┌─ DATASET RECORDS

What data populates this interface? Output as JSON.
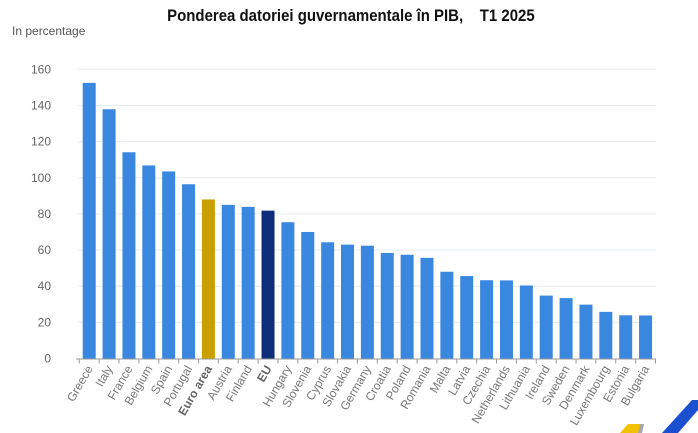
{
  "header": {
    "title": "Ponderea datoriei guvernamentale în PIB,    T1 2025",
    "unit_label": "In percentage"
  },
  "colors": {
    "country_bar": "#3A87E0",
    "euro_area_bar": "#C9A000",
    "eu_bar": "#0E2E7A",
    "gridline": "#E6ECF0",
    "axis": "#999999"
  },
  "chart_data": {
    "type": "bar",
    "title": "Ponderea datoriei guvernamentale în PIB,    T1 2025",
    "xlabel": "",
    "ylabel": "In percentage",
    "ylim": [
      0,
      160
    ],
    "yticks": [
      0,
      20,
      40,
      60,
      80,
      100,
      120,
      140,
      160
    ],
    "grid": true,
    "legend": "none",
    "categories": [
      "Greece",
      "Italy",
      "France",
      "Belgium",
      "Spain",
      "Portugal",
      "Euro area",
      "Austria",
      "Finland",
      "EU",
      "Hungary",
      "Slovenia",
      "Cyprus",
      "Slovakia",
      "Germany",
      "Croatia",
      "Poland",
      "Romania",
      "Malta",
      "Latvia",
      "Czechia",
      "Netherlands",
      "Lithuania",
      "Ireland",
      "Sweden",
      "Denmark",
      "Luxembourg",
      "Estonia",
      "Bulgaria"
    ],
    "values": [
      152.5,
      137.9,
      114.1,
      106.8,
      103.5,
      96.4,
      88.0,
      85.0,
      83.9,
      81.8,
      75.4,
      70.0,
      64.3,
      63.0,
      62.4,
      58.4,
      57.4,
      55.7,
      48.0,
      45.6,
      43.3,
      43.2,
      40.4,
      34.8,
      33.4,
      29.8,
      25.8,
      23.9,
      23.8
    ],
    "highlight": {
      "Euro area": "euro_area_bar",
      "EU": "eu_bar"
    },
    "bold_categories": [
      "Euro area",
      "EU"
    ]
  },
  "logo": {
    "icon": "brand-logo-corner"
  }
}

└─

SET EXERCISE: Drop the images and quote the entries word for word.

TASK OUTPUT:
What data populates this interface? Output as JSON.
{
  "header": {
    "title": "Ponderea datoriei guvernamentale în PIB,    T1 2025",
    "unit_label": "In percentage"
  },
  "colors": {
    "country_bar": "#3A87E0",
    "euro_area_bar": "#C9A000",
    "eu_bar": "#0E2E7A",
    "gridline": "#E6ECF0",
    "axis": "#999999"
  },
  "chart_data": {
    "type": "bar",
    "title": "Ponderea datoriei guvernamentale în PIB,    T1 2025",
    "xlabel": "",
    "ylabel": "In percentage",
    "ylim": [
      0,
      160
    ],
    "yticks": [
      0,
      20,
      40,
      60,
      80,
      100,
      120,
      140,
      160
    ],
    "grid": true,
    "legend": "none",
    "categories": [
      "Greece",
      "Italy",
      "France",
      "Belgium",
      "Spain",
      "Portugal",
      "Euro area",
      "Austria",
      "Finland",
      "EU",
      "Hungary",
      "Slovenia",
      "Cyprus",
      "Slovakia",
      "Germany",
      "Croatia",
      "Poland",
      "Romania",
      "Malta",
      "Latvia",
      "Czechia",
      "Netherlands",
      "Lithuania",
      "Ireland",
      "Sweden",
      "Denmark",
      "Luxembourg",
      "Estonia",
      "Bulgaria"
    ],
    "values": [
      152.5,
      137.9,
      114.1,
      106.8,
      103.5,
      96.4,
      88.0,
      85.0,
      83.9,
      81.8,
      75.4,
      70.0,
      64.3,
      63.0,
      62.4,
      58.4,
      57.4,
      55.7,
      48.0,
      45.6,
      43.3,
      43.2,
      40.4,
      34.8,
      33.4,
      29.8,
      25.8,
      23.9,
      23.8
    ],
    "highlight": {
      "Euro area": "euro_area_bar",
      "EU": "eu_bar"
    },
    "bold_categories": [
      "Euro area",
      "EU"
    ]
  },
  "logo": {
    "icon": "brand-logo-corner"
  }
}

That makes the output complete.